# YOUR OBJECTIVE
Retype all of the entries word for word.

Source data
────────
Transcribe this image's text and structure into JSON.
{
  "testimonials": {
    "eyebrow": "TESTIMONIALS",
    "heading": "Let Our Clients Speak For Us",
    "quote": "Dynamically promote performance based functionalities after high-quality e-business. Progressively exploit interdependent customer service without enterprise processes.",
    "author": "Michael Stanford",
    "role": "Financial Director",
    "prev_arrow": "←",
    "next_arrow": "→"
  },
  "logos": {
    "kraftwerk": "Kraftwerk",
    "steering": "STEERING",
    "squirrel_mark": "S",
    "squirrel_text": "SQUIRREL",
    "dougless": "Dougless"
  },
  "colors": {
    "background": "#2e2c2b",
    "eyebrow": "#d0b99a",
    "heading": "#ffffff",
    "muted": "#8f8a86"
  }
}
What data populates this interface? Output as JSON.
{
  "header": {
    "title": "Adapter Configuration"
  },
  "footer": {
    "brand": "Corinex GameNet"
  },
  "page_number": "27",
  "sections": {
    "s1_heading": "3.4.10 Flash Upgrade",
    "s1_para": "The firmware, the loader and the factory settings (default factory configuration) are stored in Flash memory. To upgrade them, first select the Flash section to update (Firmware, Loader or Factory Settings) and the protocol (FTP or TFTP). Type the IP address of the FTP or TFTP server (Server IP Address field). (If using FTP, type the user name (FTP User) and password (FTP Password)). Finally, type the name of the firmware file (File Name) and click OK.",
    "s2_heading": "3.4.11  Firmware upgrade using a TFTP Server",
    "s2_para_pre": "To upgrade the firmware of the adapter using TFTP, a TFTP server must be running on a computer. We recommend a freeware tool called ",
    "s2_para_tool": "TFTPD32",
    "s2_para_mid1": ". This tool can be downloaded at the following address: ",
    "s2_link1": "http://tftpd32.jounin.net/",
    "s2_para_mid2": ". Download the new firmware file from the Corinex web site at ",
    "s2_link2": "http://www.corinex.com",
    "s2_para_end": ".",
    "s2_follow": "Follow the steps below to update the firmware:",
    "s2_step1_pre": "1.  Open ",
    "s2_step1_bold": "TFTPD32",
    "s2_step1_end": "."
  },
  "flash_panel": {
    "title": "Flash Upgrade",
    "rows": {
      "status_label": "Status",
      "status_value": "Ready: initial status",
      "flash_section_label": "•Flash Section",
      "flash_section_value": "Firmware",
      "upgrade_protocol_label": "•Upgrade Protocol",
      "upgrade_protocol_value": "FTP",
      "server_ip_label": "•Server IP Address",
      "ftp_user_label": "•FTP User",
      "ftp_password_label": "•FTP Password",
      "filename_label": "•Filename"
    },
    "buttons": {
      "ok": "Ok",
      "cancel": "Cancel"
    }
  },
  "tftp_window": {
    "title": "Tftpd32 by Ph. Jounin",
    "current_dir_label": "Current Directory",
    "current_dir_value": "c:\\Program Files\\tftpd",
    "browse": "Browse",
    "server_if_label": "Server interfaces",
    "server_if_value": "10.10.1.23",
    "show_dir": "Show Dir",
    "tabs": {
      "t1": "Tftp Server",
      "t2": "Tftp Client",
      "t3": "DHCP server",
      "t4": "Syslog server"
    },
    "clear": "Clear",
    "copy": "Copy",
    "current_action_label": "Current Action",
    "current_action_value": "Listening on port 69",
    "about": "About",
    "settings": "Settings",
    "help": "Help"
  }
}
────────
# RESULT
Transcribe this image's text and structure into JSON.
{
  "testimonials": {
    "eyebrow": "TESTIMONIALS",
    "heading": "Let Our Clients Speak For Us",
    "quote": "Dynamically promote performance based functionalities after high-quality e-business. Progressively exploit interdependent customer service without enterprise processes.",
    "author": "Michael Stanford",
    "role": "Financial Director",
    "prev_arrow": "←",
    "next_arrow": "→"
  },
  "logos": {
    "kraftwerk": "Kraftwerk",
    "steering": "STEERING",
    "squirrel_mark": "S",
    "squirrel_text": "SQUIRREL",
    "dougless": "Dougless"
  },
  "colors": {
    "background": "#2e2c2b",
    "eyebrow": "#d0b99a",
    "heading": "#ffffff",
    "muted": "#8f8a86"
  }
}
What data populates this interface? Output as JSON.
{
  "header": {
    "title": "Adapter Configuration"
  },
  "footer": {
    "brand": "Corinex GameNet"
  },
  "page_number": "27",
  "sections": {
    "s1_heading": "3.4.10 Flash Upgrade",
    "s1_para": "The firmware, the loader and the factory settings (default factory configuration) are stored in Flash memory. To upgrade them, first select the Flash section to update (Firmware, Loader or Factory Settings) and the protocol (FTP or TFTP). Type the IP address of the FTP or TFTP server (Server IP Address field). (If using FTP, type the user name (FTP User) and password (FTP Password)). Finally, type the name of the firmware file (File Name) and click OK.",
    "s2_heading": "3.4.11  Firmware upgrade using a TFTP Server",
    "s2_para_pre": "To upgrade the firmware of the adapter using TFTP, a TFTP server must be running on a computer. We recommend a freeware tool called ",
    "s2_para_tool": "TFTPD32",
    "s2_para_mid1": ". This tool can be downloaded at the following address: ",
    "s2_link1": "http://tftpd32.jounin.net/",
    "s2_para_mid2": ". Download the new firmware file from the Corinex web site at ",
    "s2_link2": "http://www.corinex.com",
    "s2_para_end": ".",
    "s2_follow": "Follow the steps below to update the firmware:",
    "s2_step1_pre": "1.  Open ",
    "s2_step1_bold": "TFTPD32",
    "s2_step1_end": "."
  },
  "flash_panel": {
    "title": "Flash Upgrade",
    "rows": {
      "status_label": "Status",
      "status_value": "Ready: initial status",
      "flash_section_label": "•Flash Section",
      "flash_section_value": "Firmware",
      "upgrade_protocol_label": "•Upgrade Protocol",
      "upgrade_protocol_value": "FTP",
      "server_ip_label": "•Server IP Address",
      "ftp_user_label": "•FTP User",
      "ftp_password_label": "•FTP Password",
      "filename_label": "•Filename"
    },
    "buttons": {
      "ok": "Ok",
      "cancel": "Cancel"
    }
  },
  "tftp_window": {
    "title": "Tftpd32 by Ph. Jounin",
    "current_dir_label": "Current Directory",
    "current_dir_value": "c:\\Program Files\\tftpd",
    "browse": "Browse",
    "server_if_label": "Server interfaces",
    "server_if_value": "10.10.1.23",
    "show_dir": "Show Dir",
    "tabs": {
      "t1": "Tftp Server",
      "t2": "Tftp Client",
      "t3": "DHCP server",
      "t4": "Syslog server"
    },
    "clear": "Clear",
    "copy": "Copy",
    "current_action_label": "Current Action",
    "current_action_value": "Listening on port 69",
    "about": "About",
    "settings": "Settings",
    "help": "Help"
  }
}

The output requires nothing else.